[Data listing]
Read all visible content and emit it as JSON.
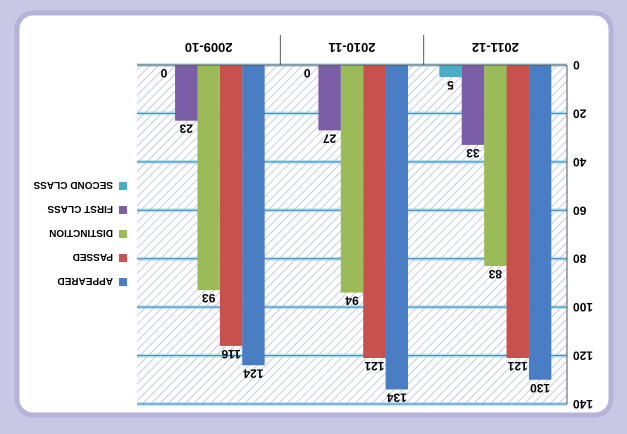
{
  "chart_data": {
    "type": "bar",
    "orientation": "vertical",
    "rendering": "rotated-180",
    "categories": [
      "2011-12",
      "2010-11",
      "2009-10"
    ],
    "series": [
      {
        "name": "APPEARED",
        "color": "#4a7ec4",
        "values": [
          130,
          134,
          124
        ]
      },
      {
        "name": "PASSED",
        "color": "#c8504d",
        "values": [
          121,
          121,
          116
        ]
      },
      {
        "name": "DISTINCTION",
        "color": "#9bbb59",
        "values": [
          83,
          94,
          93
        ]
      },
      {
        "name": "FIRST CLASS",
        "color": "#7b5ea6",
        "values": [
          33,
          27,
          23
        ]
      },
      {
        "name": "SECOND CLASS",
        "color": "#4bacc6",
        "values": [
          5,
          0,
          0
        ]
      }
    ],
    "data_labels": [
      [
        "130",
        "121",
        "83",
        "33",
        "5"
      ],
      [
        "134",
        "121",
        "94",
        "27",
        "0"
      ],
      [
        "124",
        "116",
        "93",
        "23",
        "0"
      ]
    ],
    "y_ticks": [
      "0",
      "20",
      "40",
      "60",
      "80",
      "100",
      "120",
      "140"
    ],
    "ylim": [
      0,
      140
    ],
    "grid": true,
    "legend_position": "left"
  }
}
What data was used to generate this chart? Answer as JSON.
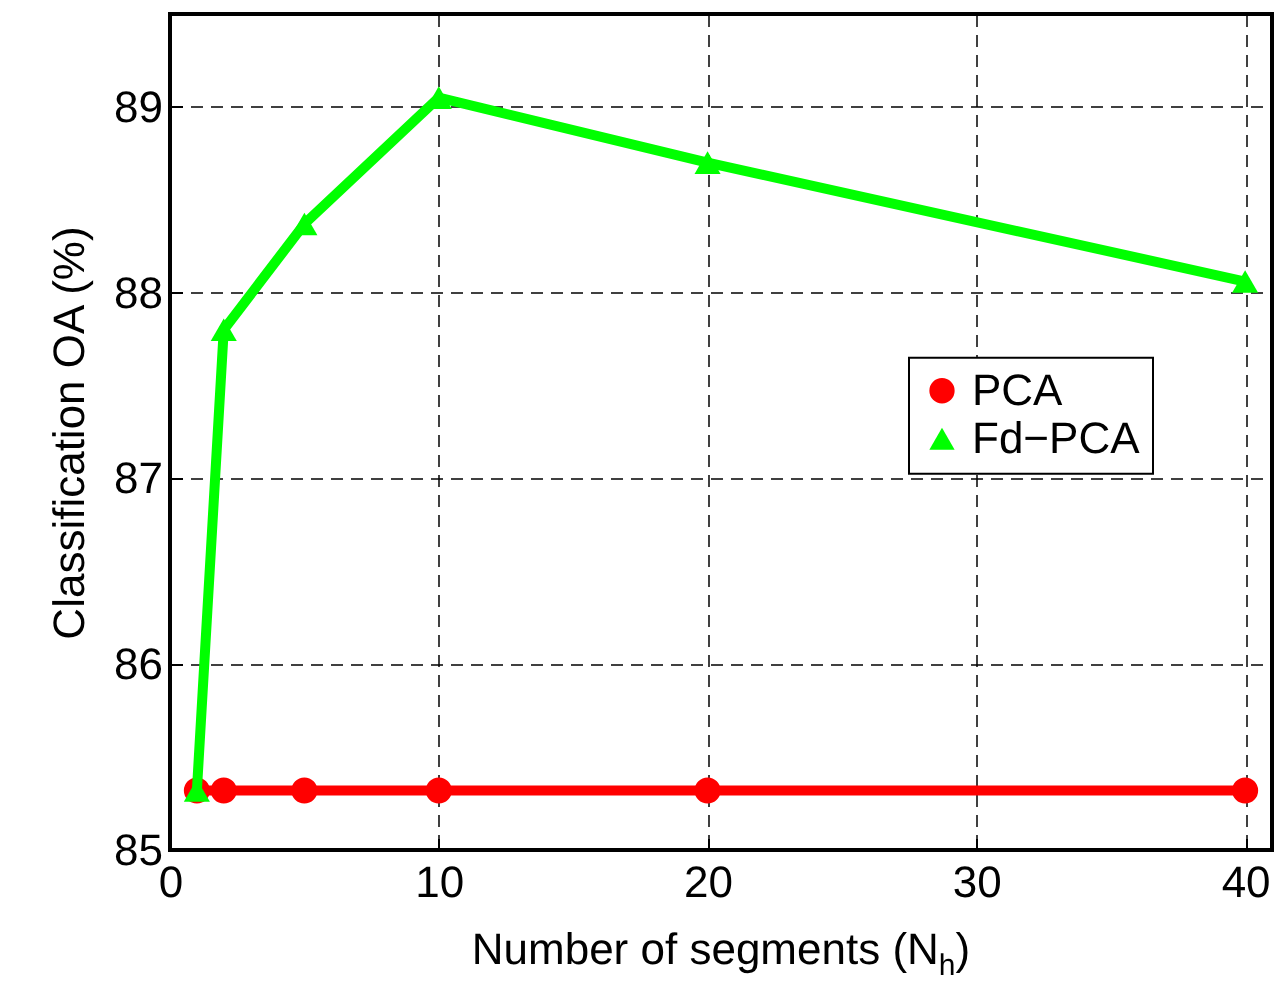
{
  "chart_data": {
    "type": "line",
    "xlabel": "Number of segments (N$_{h}$)",
    "ylabel": "Classification OA (%)",
    "x": [
      1,
      2,
      5,
      10,
      20,
      40
    ],
    "series": [
      {
        "name": "PCA",
        "color": "#ff0000",
        "marker": "circle",
        "values": [
          85.32,
          85.32,
          85.32,
          85.32,
          85.32,
          85.32
        ]
      },
      {
        "name": "Fd−PCA",
        "color": "#00ff00",
        "marker": "triangle",
        "values": [
          85.32,
          87.8,
          88.37,
          89.05,
          88.7,
          88.06
        ]
      }
    ],
    "xlim": [
      0,
      41
    ],
    "xticks": [
      0,
      10,
      20,
      30,
      40
    ],
    "ylim": [
      85,
      89.5
    ],
    "yticks": [
      85,
      86,
      87,
      88,
      89
    ],
    "grid": true,
    "legend": "right",
    "line_style": "solid"
  }
}
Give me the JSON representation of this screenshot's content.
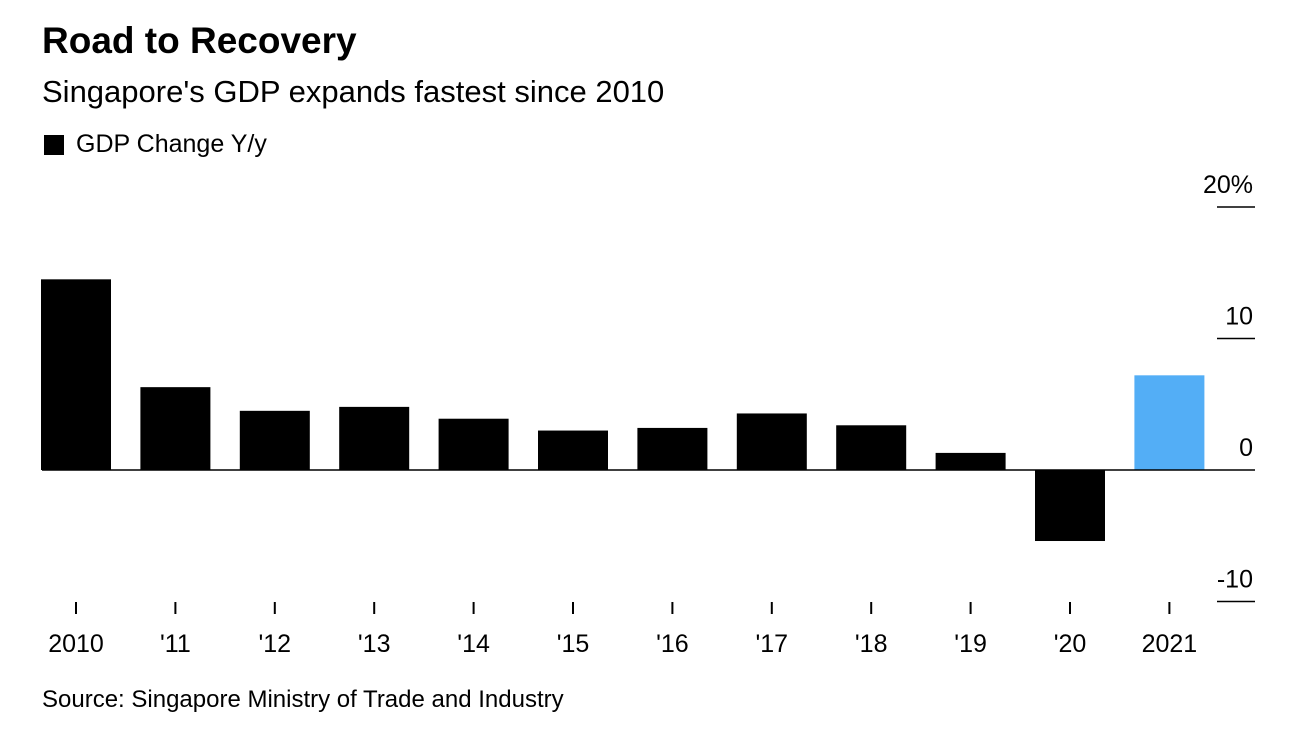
{
  "chart_data": {
    "type": "bar",
    "title": "Road to Recovery",
    "subtitle": "Singapore's GDP expands fastest since 2010",
    "legend": [
      {
        "name": "GDP Change Y/y",
        "color": "#000000"
      }
    ],
    "legend_placement": "top-left",
    "categories": [
      "2010",
      "'11",
      "'12",
      "'13",
      "'14",
      "'15",
      "'16",
      "'17",
      "'18",
      "'19",
      "'20",
      "2021"
    ],
    "series": [
      {
        "name": "GDP Change Y/y",
        "values": [
          14.5,
          6.3,
          4.5,
          4.8,
          3.9,
          3.0,
          3.2,
          4.3,
          3.4,
          1.3,
          -5.4,
          7.2
        ]
      }
    ],
    "highlight": {
      "category": "2021",
      "color": "#53aef6"
    },
    "bar_color": "#000000",
    "ylim": [
      -10,
      20
    ],
    "yticks": [
      20,
      10,
      0,
      -10
    ],
    "ytick_labels": [
      "20%",
      "10",
      "0",
      "-10"
    ],
    "y_axis_side": "right",
    "grid": false,
    "source": "Source: Singapore Ministry of Trade and Industry"
  }
}
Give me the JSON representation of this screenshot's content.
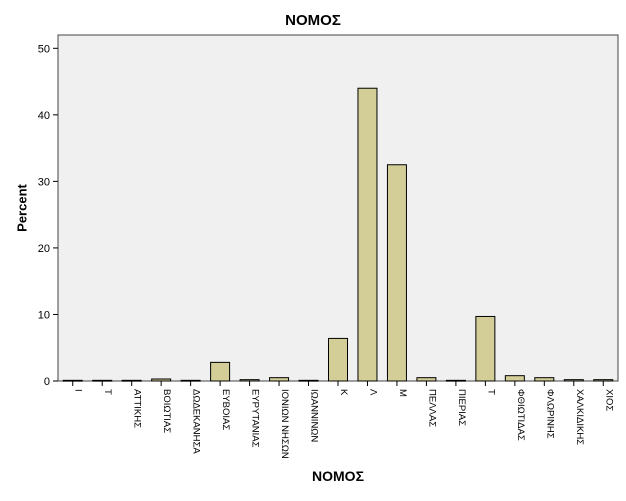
{
  "chart_data": {
    "type": "bar",
    "title": "ΝΟΜΟΣ",
    "xlabel": "ΝΟΜΟΣ",
    "ylabel": "Percent",
    "ylim": [
      0,
      52
    ],
    "yticks": [
      0,
      10,
      20,
      30,
      40,
      50
    ],
    "grid": false,
    "legend": "none",
    "categories": [
      "Ι",
      "Τ",
      "ΑΤΤΙΚΗΣ",
      "ΒΟΙΩΤΙΑΣ",
      "ΔΩΔΕΚΑΝΗΣΑ",
      "ΕΥΒΟΙΑΣ",
      "ΕΥΡΥΤΑΝΙΑΣ",
      "ΙΟΝΙΩΝ ΝΗΣΩΝ",
      "ΙΩΑΝΝΙΝΩΝ",
      "Κ",
      "Λ",
      "Μ",
      "ΠΕΛΛΑΣ",
      "ΠΙΕΡΙΑΣ",
      "Τ",
      "ΦΘΙΩΤΙΔΑΣ",
      "ΦΛΩΡΙΝΗΣ",
      "ΧΑΛΚΙΔΙΚΗΣ",
      "ΧΙΟΣ"
    ],
    "values": [
      0.1,
      0.1,
      0.1,
      0.3,
      0.1,
      2.8,
      0.2,
      0.5,
      0.1,
      6.4,
      44.0,
      32.5,
      0.5,
      0.1,
      9.7,
      0.8,
      0.5,
      0.2,
      0.2
    ],
    "colors": {
      "bar_fill": "#d3ce98",
      "bar_stroke": "#000000",
      "plot_background": "#f0f0f0",
      "plot_border": "#444444"
    }
  }
}
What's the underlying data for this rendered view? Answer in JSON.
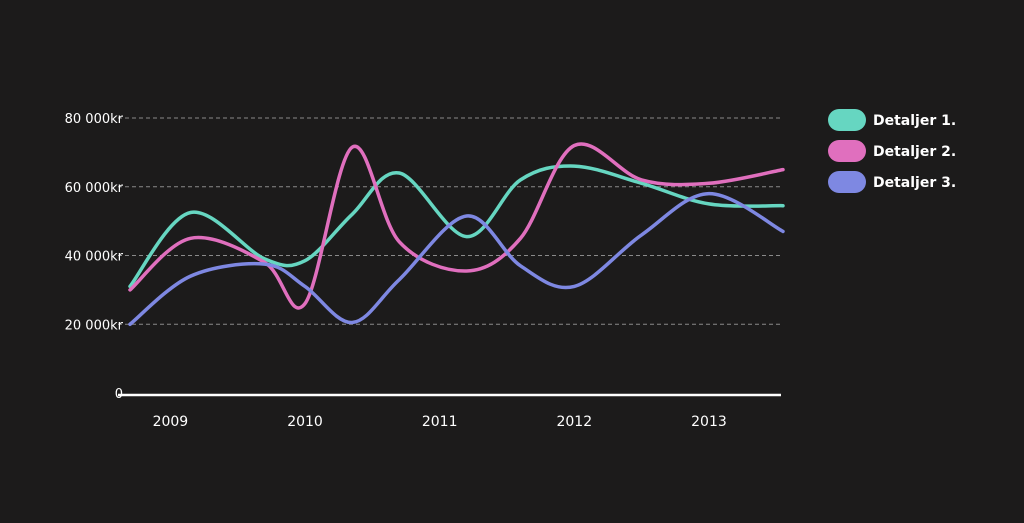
{
  "chart_data": {
    "type": "line",
    "title": "",
    "xlabel": "",
    "ylabel": "",
    "x": [
      2008.7,
      2009.15,
      2009.7,
      2010.0,
      2010.35,
      2010.7,
      2011.2,
      2011.6,
      2012.0,
      2012.5,
      2013.0,
      2013.55
    ],
    "x_ticks": [
      "2009",
      "2010",
      "2011",
      "2012",
      "2013"
    ],
    "x_tick_values": [
      2009,
      2010,
      2011,
      2012,
      2013
    ],
    "y_ticks": [
      "0",
      "20 000kr",
      "40 000kr",
      "60 000kr",
      "80 000kr"
    ],
    "y_tick_values": [
      0,
      20000,
      40000,
      60000,
      80000
    ],
    "ylim": [
      0,
      80000
    ],
    "xlim": [
      2008.7,
      2013.55
    ],
    "grid": true,
    "legend_position": "right",
    "series": [
      {
        "name": "Detaljer 1.",
        "color": "#66d6c1",
        "values": [
          31000,
          52500,
          39000,
          38500,
          52000,
          64000,
          45500,
          62000,
          66000,
          61000,
          55000,
          54500
        ]
      },
      {
        "name": "Detaljer 2.",
        "color": "#e06fbe",
        "values": [
          30000,
          45000,
          38000,
          26000,
          71500,
          44000,
          35500,
          45000,
          72000,
          62000,
          61000,
          65000
        ]
      },
      {
        "name": "Detaljer 3.",
        "color": "#7e88e2",
        "values": [
          20000,
          34000,
          37500,
          31000,
          20500,
          33000,
          51500,
          37000,
          31000,
          46000,
          58000,
          47000
        ]
      }
    ]
  }
}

_REQUEST_:
Except for the pictures, copy every line of the records above exactly.

_PROBLEM SOLUTION_:
Read all visible content and emit it as JSON.
{
  "chart_data": {
    "type": "bar",
    "orientation": "vertical",
    "rendering": "rotated-180",
    "categories": [
      "2011-12",
      "2010-11",
      "2009-10"
    ],
    "series": [
      {
        "name": "APPEARED",
        "color": "#4a7ec4",
        "values": [
          130,
          134,
          124
        ]
      },
      {
        "name": "PASSED",
        "color": "#c8504d",
        "values": [
          121,
          121,
          116
        ]
      },
      {
        "name": "DISTINCTION",
        "color": "#9bbb59",
        "values": [
          83,
          94,
          93
        ]
      },
      {
        "name": "FIRST CLASS",
        "color": "#7b5ea6",
        "values": [
          33,
          27,
          23
        ]
      },
      {
        "name": "SECOND CLASS",
        "color": "#4bacc6",
        "values": [
          5,
          0,
          0
        ]
      }
    ],
    "data_labels": [
      [
        "130",
        "121",
        "83",
        "33",
        "5"
      ],
      [
        "134",
        "121",
        "94",
        "27",
        "0"
      ],
      [
        "124",
        "116",
        "93",
        "23",
        "0"
      ]
    ],
    "y_ticks": [
      "0",
      "20",
      "40",
      "60",
      "80",
      "100",
      "120",
      "140"
    ],
    "ylim": [
      0,
      140
    ],
    "grid": true,
    "legend_position": "left"
  }
}
What data was used to generate this chart? Answer as JSON.
{
  "chart_data": {
    "type": "line",
    "xlabel": "Number of segments (N$_{h}$)",
    "ylabel": "Classification OA (%)",
    "x": [
      1,
      2,
      5,
      10,
      20,
      40
    ],
    "series": [
      {
        "name": "PCA",
        "color": "#ff0000",
        "marker": "circle",
        "values": [
          85.32,
          85.32,
          85.32,
          85.32,
          85.32,
          85.32
        ]
      },
      {
        "name": "Fd−PCA",
        "color": "#00ff00",
        "marker": "triangle",
        "values": [
          85.32,
          87.8,
          88.37,
          89.05,
          88.7,
          88.06
        ]
      }
    ],
    "xlim": [
      0,
      41
    ],
    "xticks": [
      0,
      10,
      20,
      30,
      40
    ],
    "ylim": [
      85,
      89.5
    ],
    "yticks": [
      85,
      86,
      87,
      88,
      89
    ],
    "grid": true,
    "legend": "right",
    "line_style": "solid"
  }
}
Give me the JSON representation of this screenshot's content.
{
  "chart_data": {
    "type": "bar",
    "title": "Road to Recovery",
    "subtitle": "Singapore's GDP expands fastest since 2010",
    "legend": [
      {
        "name": "GDP Change Y/y",
        "color": "#000000"
      }
    ],
    "legend_placement": "top-left",
    "categories": [
      "2010",
      "'11",
      "'12",
      "'13",
      "'14",
      "'15",
      "'16",
      "'17",
      "'18",
      "'19",
      "'20",
      "2021"
    ],
    "series": [
      {
        "name": "GDP Change Y/y",
        "values": [
          14.5,
          6.3,
          4.5,
          4.8,
          3.9,
          3.0,
          3.2,
          4.3,
          3.4,
          1.3,
          -5.4,
          7.2
        ]
      }
    ],
    "highlight": {
      "category": "2021",
      "color": "#53aef6"
    },
    "bar_color": "#000000",
    "ylim": [
      -10,
      20
    ],
    "yticks": [
      20,
      10,
      0,
      -10
    ],
    "ytick_labels": [
      "20%",
      "10",
      "0",
      "-10"
    ],
    "y_axis_side": "right",
    "grid": false,
    "source": "Source: Singapore Ministry of Trade and Industry"
  }
}
Give me the JSON representation of this screenshot's content.
{
  "chart_data": {
    "type": "bar",
    "title": "ΝΟΜΟΣ",
    "xlabel": "ΝΟΜΟΣ",
    "ylabel": "Percent",
    "ylim": [
      0,
      52
    ],
    "yticks": [
      0,
      10,
      20,
      30,
      40,
      50
    ],
    "grid": false,
    "legend": "none",
    "categories": [
      "Ι",
      "Τ",
      "ΑΤΤΙΚΗΣ",
      "ΒΟΙΩΤΙΑΣ",
      "ΔΩΔΕΚΑΝΗΣΑ",
      "ΕΥΒΟΙΑΣ",
      "ΕΥΡΥΤΑΝΙΑΣ",
      "ΙΟΝΙΩΝ ΝΗΣΩΝ",
      "ΙΩΑΝΝΙΝΩΝ",
      "Κ",
      "Λ",
      "Μ",
      "ΠΕΛΛΑΣ",
      "ΠΙΕΡΙΑΣ",
      "Τ",
      "ΦΘΙΩΤΙΔΑΣ",
      "ΦΛΩΡΙΝΗΣ",
      "ΧΑΛΚΙΔΙΚΗΣ",
      "ΧΙΟΣ"
    ],
    "values": [
      0.1,
      0.1,
      0.1,
      0.3,
      0.1,
      2.8,
      0.2,
      0.5,
      0.1,
      6.4,
      44.0,
      32.5,
      0.5,
      0.1,
      9.7,
      0.8,
      0.5,
      0.2,
      0.2
    ],
    "colors": {
      "bar_fill": "#d3ce98",
      "bar_stroke": "#000000",
      "plot_background": "#f0f0f0",
      "plot_border": "#444444"
    }
  }
}
What's the underlying data for this rendered view? Answer in JSON.
{
  "chart_data": {
    "type": "line",
    "title": "",
    "xlabel": "",
    "ylabel": "",
    "x": [
      2008.7,
      2009.15,
      2009.7,
      2010.0,
      2010.35,
      2010.7,
      2011.2,
      2011.6,
      2012.0,
      2012.5,
      2013.0,
      2013.55
    ],
    "x_ticks": [
      "2009",
      "2010",
      "2011",
      "2012",
      "2013"
    ],
    "x_tick_values": [
      2009,
      2010,
      2011,
      2012,
      2013
    ],
    "y_ticks": [
      "0",
      "20 000kr",
      "40 000kr",
      "60 000kr",
      "80 000kr"
    ],
    "y_tick_values": [
      0,
      20000,
      40000,
      60000,
      80000
    ],
    "ylim": [
      0,
      80000
    ],
    "xlim": [
      2008.7,
      2013.55
    ],
    "grid": true,
    "legend_position": "right",
    "series": [
      {
        "name": "Detaljer 1.",
        "color": "#66d6c1",
        "values": [
          31000,
          52500,
          39000,
          38500,
          52000,
          64000,
          45500,
          62000,
          66000,
          61000,
          55000,
          54500
        ]
      },
      {
        "name": "Detaljer 2.",
        "color": "#e06fbe",
        "values": [
          30000,
          45000,
          38000,
          26000,
          71500,
          44000,
          35500,
          45000,
          72000,
          62000,
          61000,
          65000
        ]
      },
      {
        "name": "Detaljer 3.",
        "color": "#7e88e2",
        "values": [
          20000,
          34000,
          37500,
          31000,
          20500,
          33000,
          51500,
          37000,
          31000,
          46000,
          58000,
          47000
        ]
      }
    ]
  }
}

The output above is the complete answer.